#### [Your objective]
Take from the listing each line that has the string "name".

━━━ Data provided ━━━

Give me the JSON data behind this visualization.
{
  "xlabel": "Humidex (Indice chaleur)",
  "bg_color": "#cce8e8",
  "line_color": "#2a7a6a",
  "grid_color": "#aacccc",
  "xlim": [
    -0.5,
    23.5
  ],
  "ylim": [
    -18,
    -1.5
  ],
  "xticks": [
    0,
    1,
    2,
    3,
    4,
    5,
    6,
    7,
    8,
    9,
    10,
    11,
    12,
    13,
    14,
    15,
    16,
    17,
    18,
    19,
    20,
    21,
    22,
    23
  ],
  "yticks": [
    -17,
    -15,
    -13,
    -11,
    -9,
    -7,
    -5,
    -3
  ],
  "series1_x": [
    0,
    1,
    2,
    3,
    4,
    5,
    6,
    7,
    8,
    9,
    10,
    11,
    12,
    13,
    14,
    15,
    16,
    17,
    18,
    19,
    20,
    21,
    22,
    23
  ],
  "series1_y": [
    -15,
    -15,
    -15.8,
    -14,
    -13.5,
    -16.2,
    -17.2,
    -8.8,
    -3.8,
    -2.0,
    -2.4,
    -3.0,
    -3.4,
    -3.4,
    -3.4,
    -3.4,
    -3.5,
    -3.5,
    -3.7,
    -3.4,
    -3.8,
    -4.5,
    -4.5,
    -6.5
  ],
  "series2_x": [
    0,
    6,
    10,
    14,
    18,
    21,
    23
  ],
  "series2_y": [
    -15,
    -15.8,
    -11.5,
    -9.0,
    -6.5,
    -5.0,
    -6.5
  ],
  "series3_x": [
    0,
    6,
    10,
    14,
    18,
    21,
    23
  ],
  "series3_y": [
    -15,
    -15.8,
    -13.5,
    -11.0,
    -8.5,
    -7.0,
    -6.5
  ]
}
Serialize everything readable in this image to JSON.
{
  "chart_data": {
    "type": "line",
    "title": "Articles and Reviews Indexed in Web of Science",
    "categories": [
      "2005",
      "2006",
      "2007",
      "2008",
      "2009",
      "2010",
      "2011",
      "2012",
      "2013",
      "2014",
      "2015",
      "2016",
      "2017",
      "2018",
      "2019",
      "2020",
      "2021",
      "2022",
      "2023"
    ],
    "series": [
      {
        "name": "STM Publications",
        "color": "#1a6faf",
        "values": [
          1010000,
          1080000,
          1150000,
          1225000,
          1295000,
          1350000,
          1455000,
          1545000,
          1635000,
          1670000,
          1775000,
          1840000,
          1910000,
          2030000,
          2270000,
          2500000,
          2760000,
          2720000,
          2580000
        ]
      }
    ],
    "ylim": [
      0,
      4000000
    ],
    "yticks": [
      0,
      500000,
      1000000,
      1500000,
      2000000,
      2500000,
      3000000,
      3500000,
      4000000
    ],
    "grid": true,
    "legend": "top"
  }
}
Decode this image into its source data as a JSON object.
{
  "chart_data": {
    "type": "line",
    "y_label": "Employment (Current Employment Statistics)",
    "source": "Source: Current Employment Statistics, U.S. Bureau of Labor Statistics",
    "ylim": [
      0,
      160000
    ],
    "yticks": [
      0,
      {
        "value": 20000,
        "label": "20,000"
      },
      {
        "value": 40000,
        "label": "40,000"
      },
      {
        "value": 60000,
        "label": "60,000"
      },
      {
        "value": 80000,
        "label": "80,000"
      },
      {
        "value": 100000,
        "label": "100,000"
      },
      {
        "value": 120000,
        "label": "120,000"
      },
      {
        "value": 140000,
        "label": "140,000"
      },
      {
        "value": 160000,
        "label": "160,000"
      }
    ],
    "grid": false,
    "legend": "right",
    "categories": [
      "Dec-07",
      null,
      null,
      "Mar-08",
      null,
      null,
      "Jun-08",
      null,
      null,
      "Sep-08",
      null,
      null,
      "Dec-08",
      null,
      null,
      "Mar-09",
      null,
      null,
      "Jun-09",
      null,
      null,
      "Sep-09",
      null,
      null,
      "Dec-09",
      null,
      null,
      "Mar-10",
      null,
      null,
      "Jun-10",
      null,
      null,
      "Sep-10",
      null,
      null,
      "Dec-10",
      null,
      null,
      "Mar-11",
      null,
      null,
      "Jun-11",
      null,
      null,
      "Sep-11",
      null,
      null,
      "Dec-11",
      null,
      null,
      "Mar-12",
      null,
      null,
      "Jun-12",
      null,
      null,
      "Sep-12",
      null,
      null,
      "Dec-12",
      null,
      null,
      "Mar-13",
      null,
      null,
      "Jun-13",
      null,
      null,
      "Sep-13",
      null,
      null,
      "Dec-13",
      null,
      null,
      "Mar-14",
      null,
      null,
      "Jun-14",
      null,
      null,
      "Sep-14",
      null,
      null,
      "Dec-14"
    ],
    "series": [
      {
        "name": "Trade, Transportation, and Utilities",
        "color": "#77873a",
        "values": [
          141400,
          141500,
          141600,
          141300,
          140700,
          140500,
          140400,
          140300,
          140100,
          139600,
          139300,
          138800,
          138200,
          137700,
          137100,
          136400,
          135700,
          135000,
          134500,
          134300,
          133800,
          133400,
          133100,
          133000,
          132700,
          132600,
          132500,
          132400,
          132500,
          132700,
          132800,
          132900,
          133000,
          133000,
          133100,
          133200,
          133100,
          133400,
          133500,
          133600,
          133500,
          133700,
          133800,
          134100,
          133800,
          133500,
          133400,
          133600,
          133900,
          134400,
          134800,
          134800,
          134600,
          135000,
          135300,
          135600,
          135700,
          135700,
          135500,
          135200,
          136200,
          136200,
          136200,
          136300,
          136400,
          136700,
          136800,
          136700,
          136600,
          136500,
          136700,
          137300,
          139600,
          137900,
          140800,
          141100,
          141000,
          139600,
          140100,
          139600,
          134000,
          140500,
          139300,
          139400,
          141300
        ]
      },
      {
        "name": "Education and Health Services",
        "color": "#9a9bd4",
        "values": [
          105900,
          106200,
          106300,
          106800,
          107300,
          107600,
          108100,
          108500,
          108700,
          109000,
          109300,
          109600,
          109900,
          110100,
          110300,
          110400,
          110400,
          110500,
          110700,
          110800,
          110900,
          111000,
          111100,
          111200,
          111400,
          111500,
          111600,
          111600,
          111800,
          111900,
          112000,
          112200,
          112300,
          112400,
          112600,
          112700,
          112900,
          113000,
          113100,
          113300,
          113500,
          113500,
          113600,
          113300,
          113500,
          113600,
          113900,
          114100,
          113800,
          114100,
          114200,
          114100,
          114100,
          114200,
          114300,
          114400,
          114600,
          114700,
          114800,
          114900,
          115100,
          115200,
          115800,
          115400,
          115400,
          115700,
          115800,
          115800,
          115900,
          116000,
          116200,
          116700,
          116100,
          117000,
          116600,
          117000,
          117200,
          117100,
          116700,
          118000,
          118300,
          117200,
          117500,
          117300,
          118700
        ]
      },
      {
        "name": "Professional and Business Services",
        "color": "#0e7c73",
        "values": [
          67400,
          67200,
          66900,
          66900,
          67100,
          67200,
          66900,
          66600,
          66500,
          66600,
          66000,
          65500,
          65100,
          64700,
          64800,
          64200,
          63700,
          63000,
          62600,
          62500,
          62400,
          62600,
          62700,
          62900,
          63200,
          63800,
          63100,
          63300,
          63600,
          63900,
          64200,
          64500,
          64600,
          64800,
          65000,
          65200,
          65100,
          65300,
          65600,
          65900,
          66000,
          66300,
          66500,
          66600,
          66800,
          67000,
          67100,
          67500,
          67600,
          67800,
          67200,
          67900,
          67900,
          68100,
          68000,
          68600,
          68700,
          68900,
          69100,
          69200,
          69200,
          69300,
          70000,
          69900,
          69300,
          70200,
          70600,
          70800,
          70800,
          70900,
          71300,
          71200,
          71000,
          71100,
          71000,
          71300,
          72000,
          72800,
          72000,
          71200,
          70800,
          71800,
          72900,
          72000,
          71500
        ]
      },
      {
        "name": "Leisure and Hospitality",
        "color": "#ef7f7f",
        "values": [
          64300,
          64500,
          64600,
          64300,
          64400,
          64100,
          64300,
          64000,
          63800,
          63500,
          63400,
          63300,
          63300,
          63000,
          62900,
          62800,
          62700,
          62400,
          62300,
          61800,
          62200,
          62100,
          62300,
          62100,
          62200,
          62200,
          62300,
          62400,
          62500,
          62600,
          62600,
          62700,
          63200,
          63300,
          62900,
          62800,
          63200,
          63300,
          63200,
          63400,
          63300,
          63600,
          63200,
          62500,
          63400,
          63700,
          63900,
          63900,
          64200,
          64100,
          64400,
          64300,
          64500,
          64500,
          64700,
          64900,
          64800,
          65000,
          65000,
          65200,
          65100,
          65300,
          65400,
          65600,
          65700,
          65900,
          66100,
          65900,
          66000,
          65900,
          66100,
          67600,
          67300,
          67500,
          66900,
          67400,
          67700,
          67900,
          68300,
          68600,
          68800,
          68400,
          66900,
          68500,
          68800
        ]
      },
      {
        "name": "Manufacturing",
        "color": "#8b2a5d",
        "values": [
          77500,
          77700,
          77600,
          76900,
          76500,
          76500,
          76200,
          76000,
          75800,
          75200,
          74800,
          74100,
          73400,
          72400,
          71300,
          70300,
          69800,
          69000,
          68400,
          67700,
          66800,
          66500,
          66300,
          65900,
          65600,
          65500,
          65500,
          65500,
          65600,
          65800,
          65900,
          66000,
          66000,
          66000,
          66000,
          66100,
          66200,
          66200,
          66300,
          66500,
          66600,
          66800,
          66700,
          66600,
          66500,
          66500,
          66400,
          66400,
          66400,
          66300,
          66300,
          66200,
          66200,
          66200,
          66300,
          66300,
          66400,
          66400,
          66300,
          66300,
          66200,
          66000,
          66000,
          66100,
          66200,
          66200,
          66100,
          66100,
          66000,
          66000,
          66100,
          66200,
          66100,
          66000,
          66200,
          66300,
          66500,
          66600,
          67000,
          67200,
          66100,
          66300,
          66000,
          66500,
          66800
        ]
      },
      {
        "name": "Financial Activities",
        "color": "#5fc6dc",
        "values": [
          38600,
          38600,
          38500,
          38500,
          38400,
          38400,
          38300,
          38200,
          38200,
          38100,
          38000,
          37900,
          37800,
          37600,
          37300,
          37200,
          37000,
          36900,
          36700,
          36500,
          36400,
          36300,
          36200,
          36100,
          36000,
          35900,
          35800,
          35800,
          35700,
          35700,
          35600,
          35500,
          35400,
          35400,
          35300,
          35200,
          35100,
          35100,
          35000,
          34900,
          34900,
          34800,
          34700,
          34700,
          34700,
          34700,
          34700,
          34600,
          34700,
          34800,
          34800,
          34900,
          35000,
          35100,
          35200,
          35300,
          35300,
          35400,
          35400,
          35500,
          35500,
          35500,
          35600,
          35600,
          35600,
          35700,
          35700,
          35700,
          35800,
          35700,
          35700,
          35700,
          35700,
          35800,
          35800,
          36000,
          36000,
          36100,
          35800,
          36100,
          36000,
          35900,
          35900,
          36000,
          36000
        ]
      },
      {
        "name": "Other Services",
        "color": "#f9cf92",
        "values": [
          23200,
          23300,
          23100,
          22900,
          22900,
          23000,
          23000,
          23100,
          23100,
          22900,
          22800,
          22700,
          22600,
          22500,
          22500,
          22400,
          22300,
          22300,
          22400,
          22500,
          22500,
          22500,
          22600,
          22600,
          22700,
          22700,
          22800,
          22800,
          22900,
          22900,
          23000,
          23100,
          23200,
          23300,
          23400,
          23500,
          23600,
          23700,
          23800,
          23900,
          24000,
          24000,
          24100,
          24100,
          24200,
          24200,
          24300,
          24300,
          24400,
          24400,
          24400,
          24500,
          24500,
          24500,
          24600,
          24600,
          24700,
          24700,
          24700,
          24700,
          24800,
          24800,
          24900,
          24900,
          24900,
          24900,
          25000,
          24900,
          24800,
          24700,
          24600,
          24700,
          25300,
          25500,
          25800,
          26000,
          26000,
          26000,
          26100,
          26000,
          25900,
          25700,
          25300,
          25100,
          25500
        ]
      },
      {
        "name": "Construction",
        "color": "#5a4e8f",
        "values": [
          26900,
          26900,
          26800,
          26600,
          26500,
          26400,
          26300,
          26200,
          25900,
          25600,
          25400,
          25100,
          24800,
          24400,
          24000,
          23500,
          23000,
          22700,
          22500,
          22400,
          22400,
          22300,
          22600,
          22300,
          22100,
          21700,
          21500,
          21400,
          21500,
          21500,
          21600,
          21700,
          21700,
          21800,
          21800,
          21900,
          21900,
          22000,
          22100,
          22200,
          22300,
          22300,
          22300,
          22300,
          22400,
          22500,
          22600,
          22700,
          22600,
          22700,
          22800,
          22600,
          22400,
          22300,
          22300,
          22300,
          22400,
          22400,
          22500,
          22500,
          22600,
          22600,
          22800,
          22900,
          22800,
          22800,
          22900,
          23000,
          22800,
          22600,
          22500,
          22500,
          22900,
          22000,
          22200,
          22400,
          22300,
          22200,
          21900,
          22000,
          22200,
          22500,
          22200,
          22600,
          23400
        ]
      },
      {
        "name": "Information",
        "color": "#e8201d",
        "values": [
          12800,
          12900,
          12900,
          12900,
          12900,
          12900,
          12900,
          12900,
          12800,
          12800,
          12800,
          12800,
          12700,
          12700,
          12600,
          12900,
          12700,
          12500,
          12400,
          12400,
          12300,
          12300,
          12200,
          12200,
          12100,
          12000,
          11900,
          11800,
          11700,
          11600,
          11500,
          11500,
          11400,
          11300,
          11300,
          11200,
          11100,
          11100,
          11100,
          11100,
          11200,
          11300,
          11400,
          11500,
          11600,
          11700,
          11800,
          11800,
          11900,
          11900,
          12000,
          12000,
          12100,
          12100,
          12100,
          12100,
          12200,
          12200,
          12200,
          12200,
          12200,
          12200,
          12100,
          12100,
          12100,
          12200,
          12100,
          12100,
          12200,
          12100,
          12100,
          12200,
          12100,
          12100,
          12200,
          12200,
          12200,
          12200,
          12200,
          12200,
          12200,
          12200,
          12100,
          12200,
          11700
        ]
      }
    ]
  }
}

━━━

#### [Complete answer]
        "name": "STM Publications",
        "name": "Trade, Transportation, and Utilities",
        "name": "Education and Health Services",
        "name": "Professional and Business Services",
        "name": "Leisure and Hospitality",
        "name": "Manufacturing",
        "name": "Financial Activities",
        "name": "Other Services",
        "name": "Construction",
        "name": "Information",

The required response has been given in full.